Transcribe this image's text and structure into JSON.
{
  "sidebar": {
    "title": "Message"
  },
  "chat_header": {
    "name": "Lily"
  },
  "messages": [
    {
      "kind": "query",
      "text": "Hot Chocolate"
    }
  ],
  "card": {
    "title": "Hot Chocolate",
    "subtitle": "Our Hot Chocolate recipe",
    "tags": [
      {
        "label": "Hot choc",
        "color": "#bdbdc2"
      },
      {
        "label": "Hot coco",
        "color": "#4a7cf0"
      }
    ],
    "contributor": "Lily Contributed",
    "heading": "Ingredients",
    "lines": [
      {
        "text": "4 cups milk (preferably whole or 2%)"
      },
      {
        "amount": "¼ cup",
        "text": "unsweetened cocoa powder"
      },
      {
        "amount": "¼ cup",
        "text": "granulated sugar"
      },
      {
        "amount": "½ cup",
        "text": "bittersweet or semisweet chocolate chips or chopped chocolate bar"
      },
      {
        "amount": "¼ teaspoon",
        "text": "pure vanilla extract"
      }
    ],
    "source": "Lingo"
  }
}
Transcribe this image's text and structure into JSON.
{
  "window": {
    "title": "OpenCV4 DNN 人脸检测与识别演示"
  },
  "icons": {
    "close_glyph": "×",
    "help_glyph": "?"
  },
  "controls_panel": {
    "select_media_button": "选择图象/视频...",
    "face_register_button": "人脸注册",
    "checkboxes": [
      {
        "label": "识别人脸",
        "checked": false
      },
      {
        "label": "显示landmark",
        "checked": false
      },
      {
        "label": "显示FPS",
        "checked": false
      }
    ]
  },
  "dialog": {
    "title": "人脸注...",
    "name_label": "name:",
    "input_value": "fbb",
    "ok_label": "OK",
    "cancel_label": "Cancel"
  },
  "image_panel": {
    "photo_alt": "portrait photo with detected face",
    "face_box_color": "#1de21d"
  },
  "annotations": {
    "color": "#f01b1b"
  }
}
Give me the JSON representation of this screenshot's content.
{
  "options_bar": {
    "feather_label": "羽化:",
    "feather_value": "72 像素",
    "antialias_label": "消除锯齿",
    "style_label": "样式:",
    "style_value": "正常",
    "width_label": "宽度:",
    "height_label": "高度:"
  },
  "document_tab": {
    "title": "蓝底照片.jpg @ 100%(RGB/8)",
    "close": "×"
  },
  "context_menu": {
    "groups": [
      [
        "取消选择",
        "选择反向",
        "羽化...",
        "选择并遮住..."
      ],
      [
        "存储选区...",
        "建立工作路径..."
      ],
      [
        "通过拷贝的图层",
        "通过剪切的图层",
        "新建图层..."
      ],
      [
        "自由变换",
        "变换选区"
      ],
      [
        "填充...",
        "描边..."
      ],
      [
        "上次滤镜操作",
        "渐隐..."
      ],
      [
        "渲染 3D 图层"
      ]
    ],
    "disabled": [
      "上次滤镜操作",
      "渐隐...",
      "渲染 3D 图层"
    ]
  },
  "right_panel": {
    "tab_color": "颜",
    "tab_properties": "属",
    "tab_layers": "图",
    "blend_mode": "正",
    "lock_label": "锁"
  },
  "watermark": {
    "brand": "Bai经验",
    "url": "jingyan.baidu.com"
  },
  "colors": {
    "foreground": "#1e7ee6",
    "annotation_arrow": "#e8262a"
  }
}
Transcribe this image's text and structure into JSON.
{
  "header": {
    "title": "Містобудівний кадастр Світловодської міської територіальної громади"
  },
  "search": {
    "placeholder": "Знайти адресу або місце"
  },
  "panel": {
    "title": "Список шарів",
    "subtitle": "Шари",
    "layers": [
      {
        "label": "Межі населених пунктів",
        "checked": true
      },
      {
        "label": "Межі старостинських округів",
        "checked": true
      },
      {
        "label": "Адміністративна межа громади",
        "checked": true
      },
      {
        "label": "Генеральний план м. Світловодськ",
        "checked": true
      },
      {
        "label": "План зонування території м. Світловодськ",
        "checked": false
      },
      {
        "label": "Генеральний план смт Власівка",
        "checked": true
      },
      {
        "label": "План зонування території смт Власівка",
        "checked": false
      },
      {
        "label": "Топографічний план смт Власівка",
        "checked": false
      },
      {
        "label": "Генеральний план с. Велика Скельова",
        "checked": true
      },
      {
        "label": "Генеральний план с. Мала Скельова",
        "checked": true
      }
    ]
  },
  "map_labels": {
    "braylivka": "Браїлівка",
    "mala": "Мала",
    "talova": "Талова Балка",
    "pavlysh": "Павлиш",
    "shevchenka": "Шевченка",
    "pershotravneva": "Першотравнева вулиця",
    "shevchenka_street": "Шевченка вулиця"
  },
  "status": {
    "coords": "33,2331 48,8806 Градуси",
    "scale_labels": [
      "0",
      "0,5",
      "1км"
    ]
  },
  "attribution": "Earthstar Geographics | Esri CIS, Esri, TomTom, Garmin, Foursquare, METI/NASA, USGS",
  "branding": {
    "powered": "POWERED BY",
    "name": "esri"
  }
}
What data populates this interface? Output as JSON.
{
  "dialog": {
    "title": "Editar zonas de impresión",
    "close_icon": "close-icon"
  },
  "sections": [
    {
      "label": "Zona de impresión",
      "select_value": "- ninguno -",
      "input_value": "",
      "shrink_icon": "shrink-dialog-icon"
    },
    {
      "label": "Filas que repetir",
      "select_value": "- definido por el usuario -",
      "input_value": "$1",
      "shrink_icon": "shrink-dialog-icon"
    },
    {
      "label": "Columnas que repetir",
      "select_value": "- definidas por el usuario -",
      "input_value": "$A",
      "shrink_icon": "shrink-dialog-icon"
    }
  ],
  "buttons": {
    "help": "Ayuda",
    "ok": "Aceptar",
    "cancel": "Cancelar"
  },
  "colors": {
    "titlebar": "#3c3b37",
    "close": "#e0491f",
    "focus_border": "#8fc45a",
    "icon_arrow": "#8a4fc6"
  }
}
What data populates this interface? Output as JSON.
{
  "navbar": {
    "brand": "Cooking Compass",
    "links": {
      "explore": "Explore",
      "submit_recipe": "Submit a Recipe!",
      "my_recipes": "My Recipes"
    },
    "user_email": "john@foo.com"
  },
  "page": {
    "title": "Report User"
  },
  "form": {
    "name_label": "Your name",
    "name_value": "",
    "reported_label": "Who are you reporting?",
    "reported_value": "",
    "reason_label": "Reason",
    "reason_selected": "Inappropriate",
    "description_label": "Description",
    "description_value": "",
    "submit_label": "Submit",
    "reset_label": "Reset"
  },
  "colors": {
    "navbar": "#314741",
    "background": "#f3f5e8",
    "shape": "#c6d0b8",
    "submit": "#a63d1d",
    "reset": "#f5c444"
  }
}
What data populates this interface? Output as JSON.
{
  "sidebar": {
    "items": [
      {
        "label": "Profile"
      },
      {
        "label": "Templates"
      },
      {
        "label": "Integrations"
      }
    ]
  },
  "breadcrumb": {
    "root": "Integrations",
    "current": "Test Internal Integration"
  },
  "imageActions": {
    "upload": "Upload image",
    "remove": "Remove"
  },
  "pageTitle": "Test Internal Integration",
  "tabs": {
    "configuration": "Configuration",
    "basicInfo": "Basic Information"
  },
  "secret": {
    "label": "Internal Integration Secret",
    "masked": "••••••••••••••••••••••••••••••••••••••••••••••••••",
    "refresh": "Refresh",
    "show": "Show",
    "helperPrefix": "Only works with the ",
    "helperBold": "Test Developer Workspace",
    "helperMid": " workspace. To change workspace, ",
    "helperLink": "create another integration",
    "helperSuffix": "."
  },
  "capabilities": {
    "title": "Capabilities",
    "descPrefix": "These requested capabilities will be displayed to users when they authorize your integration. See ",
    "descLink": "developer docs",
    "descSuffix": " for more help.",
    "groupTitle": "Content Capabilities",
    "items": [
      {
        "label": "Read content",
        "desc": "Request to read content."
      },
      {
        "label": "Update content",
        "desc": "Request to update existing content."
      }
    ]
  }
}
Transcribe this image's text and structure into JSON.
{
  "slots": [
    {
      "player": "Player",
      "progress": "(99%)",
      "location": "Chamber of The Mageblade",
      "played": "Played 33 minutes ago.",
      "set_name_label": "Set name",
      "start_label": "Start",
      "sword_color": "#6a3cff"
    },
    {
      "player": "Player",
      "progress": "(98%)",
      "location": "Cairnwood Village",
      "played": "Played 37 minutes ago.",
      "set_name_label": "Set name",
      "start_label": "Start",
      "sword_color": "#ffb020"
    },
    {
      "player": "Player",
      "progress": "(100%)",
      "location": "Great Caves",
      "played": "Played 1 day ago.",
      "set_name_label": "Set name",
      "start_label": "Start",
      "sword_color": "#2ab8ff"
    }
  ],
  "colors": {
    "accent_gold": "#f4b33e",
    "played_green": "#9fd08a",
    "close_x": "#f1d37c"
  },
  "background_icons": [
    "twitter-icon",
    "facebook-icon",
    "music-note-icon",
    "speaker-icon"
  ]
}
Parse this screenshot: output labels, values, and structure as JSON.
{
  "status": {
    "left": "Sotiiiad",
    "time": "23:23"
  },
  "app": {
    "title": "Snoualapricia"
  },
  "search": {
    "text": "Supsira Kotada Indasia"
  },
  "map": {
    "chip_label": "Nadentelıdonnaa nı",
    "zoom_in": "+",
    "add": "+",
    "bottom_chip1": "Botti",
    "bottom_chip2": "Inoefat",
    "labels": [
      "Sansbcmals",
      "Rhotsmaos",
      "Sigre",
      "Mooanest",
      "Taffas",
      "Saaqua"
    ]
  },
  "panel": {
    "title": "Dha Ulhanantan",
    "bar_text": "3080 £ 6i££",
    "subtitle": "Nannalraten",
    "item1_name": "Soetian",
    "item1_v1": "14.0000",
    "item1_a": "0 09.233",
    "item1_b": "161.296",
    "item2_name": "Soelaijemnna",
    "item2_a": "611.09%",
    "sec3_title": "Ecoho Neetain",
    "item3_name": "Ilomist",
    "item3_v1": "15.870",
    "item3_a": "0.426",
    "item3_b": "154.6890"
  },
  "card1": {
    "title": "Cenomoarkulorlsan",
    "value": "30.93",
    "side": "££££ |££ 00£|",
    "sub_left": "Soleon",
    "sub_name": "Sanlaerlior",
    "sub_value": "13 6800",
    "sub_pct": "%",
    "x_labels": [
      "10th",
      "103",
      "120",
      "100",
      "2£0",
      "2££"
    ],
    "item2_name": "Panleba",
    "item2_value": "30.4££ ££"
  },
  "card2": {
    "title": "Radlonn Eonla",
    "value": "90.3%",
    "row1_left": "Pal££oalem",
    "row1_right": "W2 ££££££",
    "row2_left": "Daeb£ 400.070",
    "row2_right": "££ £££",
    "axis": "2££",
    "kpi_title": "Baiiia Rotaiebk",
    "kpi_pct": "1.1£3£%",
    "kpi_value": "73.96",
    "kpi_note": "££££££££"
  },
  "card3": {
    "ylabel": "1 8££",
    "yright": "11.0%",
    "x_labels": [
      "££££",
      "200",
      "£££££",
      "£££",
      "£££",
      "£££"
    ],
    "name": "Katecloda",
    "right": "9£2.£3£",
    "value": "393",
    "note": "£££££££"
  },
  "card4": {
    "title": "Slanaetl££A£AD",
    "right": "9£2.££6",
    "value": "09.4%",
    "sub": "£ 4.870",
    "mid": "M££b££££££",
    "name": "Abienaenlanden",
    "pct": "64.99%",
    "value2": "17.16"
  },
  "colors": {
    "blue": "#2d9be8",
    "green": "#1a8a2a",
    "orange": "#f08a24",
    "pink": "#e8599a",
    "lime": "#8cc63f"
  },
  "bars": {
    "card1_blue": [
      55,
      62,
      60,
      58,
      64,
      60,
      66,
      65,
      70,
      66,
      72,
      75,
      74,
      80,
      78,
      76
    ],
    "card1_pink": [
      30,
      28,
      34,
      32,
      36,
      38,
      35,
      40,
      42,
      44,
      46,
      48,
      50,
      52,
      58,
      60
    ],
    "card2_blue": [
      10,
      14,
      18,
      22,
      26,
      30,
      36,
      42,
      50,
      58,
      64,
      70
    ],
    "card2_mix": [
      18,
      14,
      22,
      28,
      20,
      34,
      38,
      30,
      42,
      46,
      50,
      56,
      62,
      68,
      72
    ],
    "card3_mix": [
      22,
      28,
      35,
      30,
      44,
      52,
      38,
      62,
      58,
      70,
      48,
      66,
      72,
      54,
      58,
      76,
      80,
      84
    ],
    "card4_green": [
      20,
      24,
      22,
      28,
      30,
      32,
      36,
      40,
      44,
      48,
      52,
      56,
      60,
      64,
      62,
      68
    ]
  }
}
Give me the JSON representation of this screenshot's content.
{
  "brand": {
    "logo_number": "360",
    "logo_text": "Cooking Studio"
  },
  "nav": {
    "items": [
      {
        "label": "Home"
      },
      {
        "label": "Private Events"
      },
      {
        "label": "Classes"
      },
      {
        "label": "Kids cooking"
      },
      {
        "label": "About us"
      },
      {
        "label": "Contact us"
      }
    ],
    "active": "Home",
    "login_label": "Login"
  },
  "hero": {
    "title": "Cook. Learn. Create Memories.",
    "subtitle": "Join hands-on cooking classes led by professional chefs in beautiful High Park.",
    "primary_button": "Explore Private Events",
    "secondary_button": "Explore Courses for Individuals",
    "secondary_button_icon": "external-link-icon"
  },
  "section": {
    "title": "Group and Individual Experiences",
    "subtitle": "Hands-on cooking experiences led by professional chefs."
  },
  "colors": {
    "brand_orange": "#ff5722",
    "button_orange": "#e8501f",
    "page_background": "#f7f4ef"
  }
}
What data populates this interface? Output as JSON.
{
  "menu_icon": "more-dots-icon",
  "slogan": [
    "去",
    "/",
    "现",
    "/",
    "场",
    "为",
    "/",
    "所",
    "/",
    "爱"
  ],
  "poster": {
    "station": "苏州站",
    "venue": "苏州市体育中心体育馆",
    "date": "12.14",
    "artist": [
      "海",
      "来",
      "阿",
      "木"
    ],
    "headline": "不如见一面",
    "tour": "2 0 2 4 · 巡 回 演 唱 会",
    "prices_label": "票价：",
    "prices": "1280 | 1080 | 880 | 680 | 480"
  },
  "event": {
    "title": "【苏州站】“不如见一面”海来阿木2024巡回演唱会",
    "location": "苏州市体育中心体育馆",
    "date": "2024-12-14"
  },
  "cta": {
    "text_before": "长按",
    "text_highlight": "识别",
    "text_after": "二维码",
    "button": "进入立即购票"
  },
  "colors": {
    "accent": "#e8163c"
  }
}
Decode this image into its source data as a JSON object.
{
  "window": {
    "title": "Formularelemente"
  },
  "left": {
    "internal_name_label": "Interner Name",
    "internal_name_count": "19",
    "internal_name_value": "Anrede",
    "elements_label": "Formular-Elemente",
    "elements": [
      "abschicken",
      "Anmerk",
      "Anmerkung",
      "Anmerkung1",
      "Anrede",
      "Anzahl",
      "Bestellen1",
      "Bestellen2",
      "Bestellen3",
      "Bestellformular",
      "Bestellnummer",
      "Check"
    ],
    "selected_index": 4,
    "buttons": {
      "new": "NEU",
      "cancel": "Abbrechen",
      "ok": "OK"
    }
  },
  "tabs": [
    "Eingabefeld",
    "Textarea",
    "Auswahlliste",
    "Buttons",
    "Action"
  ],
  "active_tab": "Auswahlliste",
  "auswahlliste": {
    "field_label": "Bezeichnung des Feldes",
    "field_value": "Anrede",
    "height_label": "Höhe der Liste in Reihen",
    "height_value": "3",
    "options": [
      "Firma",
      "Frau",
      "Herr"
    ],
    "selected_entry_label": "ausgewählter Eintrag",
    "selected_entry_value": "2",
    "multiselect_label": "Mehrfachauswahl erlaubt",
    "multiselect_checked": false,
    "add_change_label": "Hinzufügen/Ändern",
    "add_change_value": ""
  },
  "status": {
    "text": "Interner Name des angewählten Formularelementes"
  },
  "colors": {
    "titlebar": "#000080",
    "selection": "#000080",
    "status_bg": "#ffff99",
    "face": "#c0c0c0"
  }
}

-------

# Required work
List every line from the entries above in which "території" appears.

# Complete answer
        "label": "План зонування території м. Світловодськ",
        "label": "План зонування території смт Власівка",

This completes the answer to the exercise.